▶ [Text]

HOUSTON, August 3, 2017 -- Atwood Oceanics, Inc. (NYSE: ATW) ("Company"), announced today that it had recognized a net loss of 4.3 million or $(0.05) per diluted share, on revenues of $117.2 million for the quarter ended June 30, 2017 compared to net loss of 28.9 million or $(0.37) per diluted share on revenues of $167.7 million for the quarter ended March 31, 2017 and compared to net income of $99.5 million or $1.53 per diluted share, on revenues of $227.8 million for the quarter ended June 30, 2016. For the nine months ended June 30, 2017, the Company recognized a net loss of 23.5 million or $(0.32) per diluted share, on revenues of $442.5 million compared to net income of $261.0 million or $4.02 per diluted share, on revenues of $832.0 million for the nine months ended June 30, 2016.

Rob Saltiel, President and Chef Executive Officer, commented on the Company’s third quarter financial results. “Our third quarter revenues were impacted negatively by lower fleet revenue efficiency due to isolated downtime incidents. In contrast, the rig fleet operated at a revenue efficiency of approximately 99% for the month of July. Third quarter contract drilling costs were significantly lower than those of the second quarter due to excellent cost control and efficient progression of the Atwood Condor project as this rig prepares for work in Australia commencing January 2018.”    

During the nine months ended June 30, 2016, we repurchased, through open market transactions, $159.3 million aggregate principal amount of our Senior Notes for $102.5 million, including accrued interest. As a result of the repurchases, we recognized a total gain on debt retirement, net of the related debt issuance costs and premium, of $58.9 million ($44.1 million, net of tax, or $0.68 per diluted share) in Gains on extinguishment of debt on our Condensed Consolidated Statements of Operations for the nine ended June 30, 2016.

[Excerpt from a dataset]
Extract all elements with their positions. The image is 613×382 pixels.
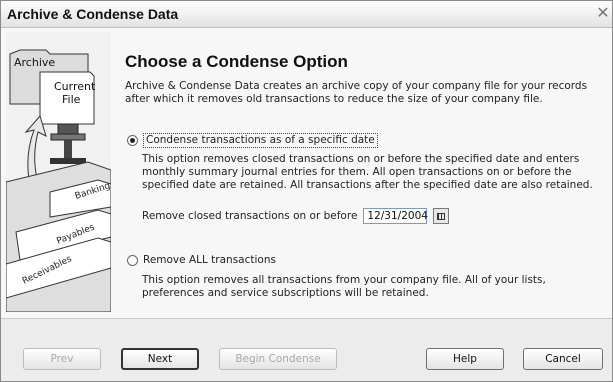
- begin-condense-button[interactable]: Begin Condense: [219, 348, 337, 370]
- condense-by-date-radio[interactable]: [127, 135, 138, 146]
- current-label-2: File: [62, 93, 81, 106]
- date-field-label: Remove closed transactions on or before: [142, 209, 358, 222]
- remove-all-description: This option removes all transactions fro…: [142, 274, 546, 299]
- remove-all-label[interactable]: Remove ALL transactions: [143, 254, 276, 267]
- prev-button[interactable]: Prev: [23, 348, 101, 370]
- option-condense-by-date[interactable]: Condense transactions as of a specific d…: [127, 133, 378, 148]
- current-label-1: Current: [54, 80, 96, 93]
- cancel-button[interactable]: Cancel: [523, 348, 603, 370]
- dialog-title: Archive & Condense Data: [7, 6, 179, 22]
- condense-by-date-description: This option removes closed transactions …: [142, 153, 593, 191]
- page-heading: Choose a Condense Option: [125, 52, 348, 71]
- archive-label: Archive: [14, 56, 55, 69]
- archive-folders-illustration: Archive Current File Banking Payables Re…: [6, 32, 111, 312]
- next-button[interactable]: Next: [121, 348, 199, 370]
- remove-all-radio[interactable]: [127, 255, 138, 266]
- archive-condense-dialog: Archive & Condense Data ✕ Archive Curren…: [0, 0, 613, 382]
- close-icon[interactable]: ✕: [595, 6, 611, 22]
- dialog-content: Archive Current File Banking Payables Re…: [1, 28, 612, 319]
- calendar-icon[interactable]: [433, 208, 450, 224]
- option-remove-all[interactable]: Remove ALL transactions: [127, 254, 276, 267]
- title-bar: Archive & Condense Data ✕: [1, 1, 612, 28]
- remove-before-date-row: Remove closed transactions on or before …: [142, 208, 450, 224]
- date-input[interactable]: 12/31/2004: [363, 208, 428, 224]
- condense-by-date-label[interactable]: Condense transactions as of a specific d…: [143, 133, 378, 148]
- intro-text: Archive & Condense Data creates an archi…: [125, 80, 588, 105]
- help-button[interactable]: Help: [426, 348, 504, 370]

▶ [Exercise instructions]
**1.** List every revenue figure in the Atwood Oceanics earnings release, with the period each one covers.
**2.** Carry on the Atwood Oceanics earnings release, starting right after its last sentence.

▶ [Answers per task]
**1.**
- $117.2 million: quarter ended June 30, 2017
- $167.7 million: quarter ended March 31, 2017
- $227.8 million: quarter ended June 30, 2016
- $442.5 million: nine months ended June 30, 2017
- $832.0 million: nine months ended June 30, 2016

**2.**
These repurchases, in the nine month periods ended June 30, 2016, allowed us to reduce our outstanding indebtedness and related interest expense at a significant discount to the face value of our Senior Notes. The gain associated with the repurchases was subject to tax and increased our effective tax rate. However, due to the availability of operating loss carry-forwards the actual cash tax impact was minimal. The repurchases were made using available cash balances.

Pending Merger with Ensco plc ("Ensco")
On May 29, 2017, the Company entered into an Agreement and Plan of Merger (the “Merger Agreement”) with Ensco and Echo Merger Sub LLC, a wholly owned subsidiary of Ensco (“Merger Sub”), pursuant to which Ensco will acquire the Company in an all-stock transaction. Subject to the terms and conditions of the Merger Agreement, at the effective time of the Merger, each share of common stock, par value $1.00 per share (other than shares of Company common stock held by Ensco, Merger Sub or the Company), will be converted into the right to receive 1.60 validly issued, fully paid and nonassessable Class A ordinary shares of Ensco, nominal value $0.10.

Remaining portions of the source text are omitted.